EXERCISE BRIEF - State the number of lines that include the string "structured", and write nothing else.

RAW DATA -
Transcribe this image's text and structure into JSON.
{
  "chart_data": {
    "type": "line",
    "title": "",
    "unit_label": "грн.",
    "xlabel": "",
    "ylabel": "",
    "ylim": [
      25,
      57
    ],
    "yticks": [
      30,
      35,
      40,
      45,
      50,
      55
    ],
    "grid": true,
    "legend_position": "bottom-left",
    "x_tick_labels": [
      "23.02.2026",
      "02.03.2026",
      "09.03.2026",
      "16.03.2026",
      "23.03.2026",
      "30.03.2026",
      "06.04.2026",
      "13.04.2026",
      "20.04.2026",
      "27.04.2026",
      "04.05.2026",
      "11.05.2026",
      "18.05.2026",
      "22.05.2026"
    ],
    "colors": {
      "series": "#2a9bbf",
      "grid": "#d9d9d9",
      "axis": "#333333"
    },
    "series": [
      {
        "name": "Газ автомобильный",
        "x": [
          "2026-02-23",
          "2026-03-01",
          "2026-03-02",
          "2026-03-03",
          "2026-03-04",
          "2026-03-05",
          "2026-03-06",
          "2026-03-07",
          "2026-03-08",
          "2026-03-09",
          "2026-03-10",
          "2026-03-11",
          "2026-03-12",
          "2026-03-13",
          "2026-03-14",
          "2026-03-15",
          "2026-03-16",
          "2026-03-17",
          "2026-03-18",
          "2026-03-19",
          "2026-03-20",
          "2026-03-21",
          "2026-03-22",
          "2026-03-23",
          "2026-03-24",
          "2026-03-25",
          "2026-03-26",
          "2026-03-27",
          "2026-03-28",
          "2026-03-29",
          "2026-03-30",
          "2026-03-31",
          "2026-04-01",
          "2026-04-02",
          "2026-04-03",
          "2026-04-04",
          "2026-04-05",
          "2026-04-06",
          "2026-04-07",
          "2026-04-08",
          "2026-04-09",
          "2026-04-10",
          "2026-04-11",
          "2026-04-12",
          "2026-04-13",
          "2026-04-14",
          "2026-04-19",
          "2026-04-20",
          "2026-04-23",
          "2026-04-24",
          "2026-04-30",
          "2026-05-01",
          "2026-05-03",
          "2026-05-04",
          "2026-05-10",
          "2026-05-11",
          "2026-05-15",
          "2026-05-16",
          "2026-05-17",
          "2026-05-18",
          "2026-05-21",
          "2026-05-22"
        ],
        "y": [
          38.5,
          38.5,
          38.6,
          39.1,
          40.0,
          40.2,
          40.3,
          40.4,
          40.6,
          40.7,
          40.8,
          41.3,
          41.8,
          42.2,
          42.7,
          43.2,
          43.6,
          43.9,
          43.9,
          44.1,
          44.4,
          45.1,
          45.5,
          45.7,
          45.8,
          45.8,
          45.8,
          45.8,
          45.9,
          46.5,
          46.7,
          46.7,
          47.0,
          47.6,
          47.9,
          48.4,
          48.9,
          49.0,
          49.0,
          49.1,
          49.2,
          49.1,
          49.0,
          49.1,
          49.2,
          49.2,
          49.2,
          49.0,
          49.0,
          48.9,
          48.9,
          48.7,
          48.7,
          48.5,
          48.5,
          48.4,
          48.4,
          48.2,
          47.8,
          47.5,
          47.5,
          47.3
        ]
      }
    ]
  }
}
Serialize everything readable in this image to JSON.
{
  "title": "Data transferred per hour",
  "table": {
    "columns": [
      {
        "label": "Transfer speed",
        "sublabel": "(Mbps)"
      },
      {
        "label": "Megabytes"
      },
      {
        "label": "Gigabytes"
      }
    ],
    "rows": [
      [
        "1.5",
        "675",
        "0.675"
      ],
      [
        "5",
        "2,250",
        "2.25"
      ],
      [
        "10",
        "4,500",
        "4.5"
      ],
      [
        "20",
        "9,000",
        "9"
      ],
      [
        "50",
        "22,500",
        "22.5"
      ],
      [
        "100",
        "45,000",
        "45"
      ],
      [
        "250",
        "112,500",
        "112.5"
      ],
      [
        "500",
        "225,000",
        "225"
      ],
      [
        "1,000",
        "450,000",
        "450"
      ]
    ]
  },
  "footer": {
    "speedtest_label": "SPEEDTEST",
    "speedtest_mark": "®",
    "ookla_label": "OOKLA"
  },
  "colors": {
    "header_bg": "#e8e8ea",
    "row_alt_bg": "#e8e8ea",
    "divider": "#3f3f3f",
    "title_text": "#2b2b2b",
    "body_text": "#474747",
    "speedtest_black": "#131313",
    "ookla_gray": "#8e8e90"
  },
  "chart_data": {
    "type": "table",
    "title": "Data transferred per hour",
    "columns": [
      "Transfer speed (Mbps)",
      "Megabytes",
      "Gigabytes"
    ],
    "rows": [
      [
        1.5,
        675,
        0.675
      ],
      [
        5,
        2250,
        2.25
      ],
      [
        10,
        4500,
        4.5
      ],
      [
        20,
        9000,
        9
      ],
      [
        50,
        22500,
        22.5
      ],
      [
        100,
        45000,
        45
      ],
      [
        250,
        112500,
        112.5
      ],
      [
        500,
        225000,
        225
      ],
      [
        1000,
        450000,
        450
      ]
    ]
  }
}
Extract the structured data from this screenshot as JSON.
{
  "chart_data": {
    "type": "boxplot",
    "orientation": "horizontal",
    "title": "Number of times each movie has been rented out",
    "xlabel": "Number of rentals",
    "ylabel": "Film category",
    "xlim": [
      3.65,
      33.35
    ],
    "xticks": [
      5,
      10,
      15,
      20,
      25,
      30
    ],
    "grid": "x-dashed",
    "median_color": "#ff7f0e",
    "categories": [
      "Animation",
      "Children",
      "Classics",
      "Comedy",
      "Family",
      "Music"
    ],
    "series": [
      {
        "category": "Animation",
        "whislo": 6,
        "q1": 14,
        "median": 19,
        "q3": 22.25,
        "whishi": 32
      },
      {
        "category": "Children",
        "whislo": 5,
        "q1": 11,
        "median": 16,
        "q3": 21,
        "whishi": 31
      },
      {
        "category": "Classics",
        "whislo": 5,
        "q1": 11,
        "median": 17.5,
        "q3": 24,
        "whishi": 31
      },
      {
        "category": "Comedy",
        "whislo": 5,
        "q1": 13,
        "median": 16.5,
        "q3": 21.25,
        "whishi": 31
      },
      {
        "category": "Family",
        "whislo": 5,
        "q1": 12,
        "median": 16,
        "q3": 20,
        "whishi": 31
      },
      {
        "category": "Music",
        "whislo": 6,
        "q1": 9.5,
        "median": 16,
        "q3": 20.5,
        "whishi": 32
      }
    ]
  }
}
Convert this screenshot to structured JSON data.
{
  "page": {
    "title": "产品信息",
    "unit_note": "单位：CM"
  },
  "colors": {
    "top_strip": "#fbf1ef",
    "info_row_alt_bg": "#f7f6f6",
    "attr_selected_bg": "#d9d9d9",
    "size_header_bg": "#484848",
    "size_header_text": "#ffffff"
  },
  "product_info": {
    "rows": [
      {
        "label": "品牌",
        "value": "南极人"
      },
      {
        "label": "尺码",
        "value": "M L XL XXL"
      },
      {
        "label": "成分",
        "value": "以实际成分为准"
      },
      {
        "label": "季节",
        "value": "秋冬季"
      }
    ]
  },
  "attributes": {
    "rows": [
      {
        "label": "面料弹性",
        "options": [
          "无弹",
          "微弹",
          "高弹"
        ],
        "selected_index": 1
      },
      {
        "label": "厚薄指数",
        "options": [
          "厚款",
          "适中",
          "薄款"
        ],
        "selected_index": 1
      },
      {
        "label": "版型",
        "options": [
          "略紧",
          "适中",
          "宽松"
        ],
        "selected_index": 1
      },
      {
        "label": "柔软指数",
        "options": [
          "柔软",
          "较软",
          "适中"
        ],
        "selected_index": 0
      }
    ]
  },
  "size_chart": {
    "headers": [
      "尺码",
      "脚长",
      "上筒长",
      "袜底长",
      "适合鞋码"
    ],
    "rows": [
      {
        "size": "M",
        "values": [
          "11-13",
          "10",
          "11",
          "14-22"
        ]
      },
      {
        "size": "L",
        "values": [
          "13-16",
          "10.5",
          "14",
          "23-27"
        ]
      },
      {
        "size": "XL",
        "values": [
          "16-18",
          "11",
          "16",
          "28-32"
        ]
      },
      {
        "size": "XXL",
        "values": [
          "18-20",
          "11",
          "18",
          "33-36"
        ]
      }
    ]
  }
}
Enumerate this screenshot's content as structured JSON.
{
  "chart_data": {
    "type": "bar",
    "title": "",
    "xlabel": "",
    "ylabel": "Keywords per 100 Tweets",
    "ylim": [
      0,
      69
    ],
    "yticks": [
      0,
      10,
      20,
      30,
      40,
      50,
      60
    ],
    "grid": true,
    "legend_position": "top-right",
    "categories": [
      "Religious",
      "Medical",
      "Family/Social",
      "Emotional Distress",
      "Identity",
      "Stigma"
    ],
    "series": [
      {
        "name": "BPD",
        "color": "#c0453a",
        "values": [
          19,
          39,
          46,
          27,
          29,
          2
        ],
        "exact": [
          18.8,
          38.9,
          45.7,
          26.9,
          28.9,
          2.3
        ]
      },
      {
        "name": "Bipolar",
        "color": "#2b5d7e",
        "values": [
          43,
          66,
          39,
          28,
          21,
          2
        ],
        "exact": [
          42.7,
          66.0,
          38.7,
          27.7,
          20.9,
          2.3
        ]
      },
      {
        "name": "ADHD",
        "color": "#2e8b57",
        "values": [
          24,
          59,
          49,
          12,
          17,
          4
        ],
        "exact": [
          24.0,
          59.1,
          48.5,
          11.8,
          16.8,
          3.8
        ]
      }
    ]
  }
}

RESPONSE TO THE EXERCISE - 3